Problem to solve ▸ Output every line below exactly.

Stored records ▸
────────

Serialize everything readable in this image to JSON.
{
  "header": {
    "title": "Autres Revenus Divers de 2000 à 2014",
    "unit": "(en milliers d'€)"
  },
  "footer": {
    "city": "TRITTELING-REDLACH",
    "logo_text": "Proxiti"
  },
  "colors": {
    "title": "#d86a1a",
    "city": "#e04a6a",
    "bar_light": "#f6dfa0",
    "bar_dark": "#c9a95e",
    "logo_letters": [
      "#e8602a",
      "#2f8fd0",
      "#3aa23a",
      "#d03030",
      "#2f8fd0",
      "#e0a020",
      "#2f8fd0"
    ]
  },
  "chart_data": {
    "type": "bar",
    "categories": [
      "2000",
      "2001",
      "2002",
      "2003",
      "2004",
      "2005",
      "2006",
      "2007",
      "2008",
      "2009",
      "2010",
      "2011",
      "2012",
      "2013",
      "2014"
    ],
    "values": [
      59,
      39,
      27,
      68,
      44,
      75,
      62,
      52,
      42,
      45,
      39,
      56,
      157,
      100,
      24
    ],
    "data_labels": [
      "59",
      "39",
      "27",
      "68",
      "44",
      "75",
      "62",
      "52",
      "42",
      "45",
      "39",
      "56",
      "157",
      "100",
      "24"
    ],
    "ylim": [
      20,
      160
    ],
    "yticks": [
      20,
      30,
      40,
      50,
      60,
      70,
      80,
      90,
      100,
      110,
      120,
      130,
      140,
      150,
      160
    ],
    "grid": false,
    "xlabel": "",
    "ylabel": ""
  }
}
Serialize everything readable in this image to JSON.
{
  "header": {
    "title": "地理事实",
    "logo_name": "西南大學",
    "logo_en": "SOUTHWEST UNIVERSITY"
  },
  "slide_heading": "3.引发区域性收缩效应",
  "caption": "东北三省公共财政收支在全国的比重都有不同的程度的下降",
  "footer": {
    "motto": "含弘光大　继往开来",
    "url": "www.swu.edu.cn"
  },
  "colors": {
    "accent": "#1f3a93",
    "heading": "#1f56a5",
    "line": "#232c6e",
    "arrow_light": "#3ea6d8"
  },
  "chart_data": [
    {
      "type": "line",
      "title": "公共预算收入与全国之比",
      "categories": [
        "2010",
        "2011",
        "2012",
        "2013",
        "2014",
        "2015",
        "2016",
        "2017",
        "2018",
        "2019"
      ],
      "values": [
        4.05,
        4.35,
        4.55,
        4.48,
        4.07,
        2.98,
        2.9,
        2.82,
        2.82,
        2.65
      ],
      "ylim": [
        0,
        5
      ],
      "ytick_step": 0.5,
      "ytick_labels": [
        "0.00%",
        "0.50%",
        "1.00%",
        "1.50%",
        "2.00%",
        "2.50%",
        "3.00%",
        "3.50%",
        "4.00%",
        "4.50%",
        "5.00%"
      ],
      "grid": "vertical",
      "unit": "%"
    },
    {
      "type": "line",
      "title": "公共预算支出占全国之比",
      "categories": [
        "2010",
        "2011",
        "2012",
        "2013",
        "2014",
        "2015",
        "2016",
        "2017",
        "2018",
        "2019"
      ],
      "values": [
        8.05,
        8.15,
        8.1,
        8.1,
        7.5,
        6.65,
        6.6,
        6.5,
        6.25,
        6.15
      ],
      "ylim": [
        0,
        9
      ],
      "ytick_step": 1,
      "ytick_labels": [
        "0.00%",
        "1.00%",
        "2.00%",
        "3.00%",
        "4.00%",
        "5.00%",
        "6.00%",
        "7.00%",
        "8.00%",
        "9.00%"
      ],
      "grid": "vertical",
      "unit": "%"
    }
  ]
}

────────

Solution for this exercise ▸
Serialize everything readable in this image to JSON.
{
  "header": {
    "title": "Autres Revenus Divers de 2000 à 2014",
    "unit": "(en milliers d'€)"
  },
  "footer": {
    "city": "TRITTELING-REDLACH",
    "logo_text": "Proxiti"
  },
  "colors": {
    "title": "#d86a1a",
    "city": "#e04a6a",
    "bar_light": "#f6dfa0",
    "bar_dark": "#c9a95e",
    "logo_letters": [
      "#e8602a",
      "#2f8fd0",
      "#3aa23a",
      "#d03030",
      "#2f8fd0",
      "#e0a020",
      "#2f8fd0"
    ]
  },
  "chart_data": {
    "type": "bar",
    "categories": [
      "2000",
      "2001",
      "2002",
      "2003",
      "2004",
      "2005",
      "2006",
      "2007",
      "2008",
      "2009",
      "2010",
      "2011",
      "2012",
      "2013",
      "2014"
    ],
    "values": [
      59,
      39,
      27,
      68,
      44,
      75,
      62,
      52,
      42,
      45,
      39,
      56,
      157,
      100,
      24
    ],
    "data_labels": [
      "59",
      "39",
      "27",
      "68",
      "44",
      "75",
      "62",
      "52",
      "42",
      "45",
      "39",
      "56",
      "157",
      "100",
      "24"
    ],
    "ylim": [
      20,
      160
    ],
    "yticks": [
      20,
      30,
      40,
      50,
      60,
      70,
      80,
      90,
      100,
      110,
      120,
      130,
      140,
      150,
      160
    ],
    "grid": false,
    "xlabel": "",
    "ylabel": ""
  }
}
Serialize everything readable in this image to JSON.
{
  "header": {
    "title": "地理事实",
    "logo_name": "西南大學",
    "logo_en": "SOUTHWEST UNIVERSITY"
  },
  "slide_heading": "3.引发区域性收缩效应",
  "caption": "东北三省公共财政收支在全国的比重都有不同的程度的下降",
  "footer": {
    "motto": "含弘光大　继往开来",
    "url": "www.swu.edu.cn"
  },
  "colors": {
    "accent": "#1f3a93",
    "heading": "#1f56a5",
    "line": "#232c6e",
    "arrow_light": "#3ea6d8"
  },
  "chart_data": [
    {
      "type": "line",
      "title": "公共预算收入与全国之比",
      "categories": [
        "2010",
        "2011",
        "2012",
        "2013",
        "2014",
        "2015",
        "2016",
        "2017",
        "2018",
        "2019"
      ],
      "values": [
        4.05,
        4.35,
        4.55,
        4.48,
        4.07,
        2.98,
        2.9,
        2.82,
        2.82,
        2.65
      ],
      "ylim": [
        0,
        5
      ],
      "ytick_step": 0.5,
      "ytick_labels": [
        "0.00%",
        "0.50%",
        "1.00%",
        "1.50%",
        "2.00%",
        "2.50%",
        "3.00%",
        "3.50%",
        "4.00%",
        "4.50%",
        "5.00%"
      ],
      "grid": "vertical",
      "unit": "%"
    },
    {
      "type": "line",
      "title": "公共预算支出占全国之比",
      "categories": [
        "2010",
        "2011",
        "2012",
        "2013",
        "2014",
        "2015",
        "2016",
        "2017",
        "2018",
        "2019"
      ],
      "values": [
        8.05,
        8.15,
        8.1,
        8.1,
        7.5,
        6.65,
        6.6,
        6.5,
        6.25,
        6.15
      ],
      "ylim": [
        0,
        9
      ],
      "ytick_step": 1,
      "ytick_labels": [
        "0.00%",
        "1.00%",
        "2.00%",
        "3.00%",
        "4.00%",
        "5.00%",
        "6.00%",
        "7.00%",
        "8.00%",
        "9.00%"
      ],
      "grid": "vertical",
      "unit": "%"
    }
  ]
}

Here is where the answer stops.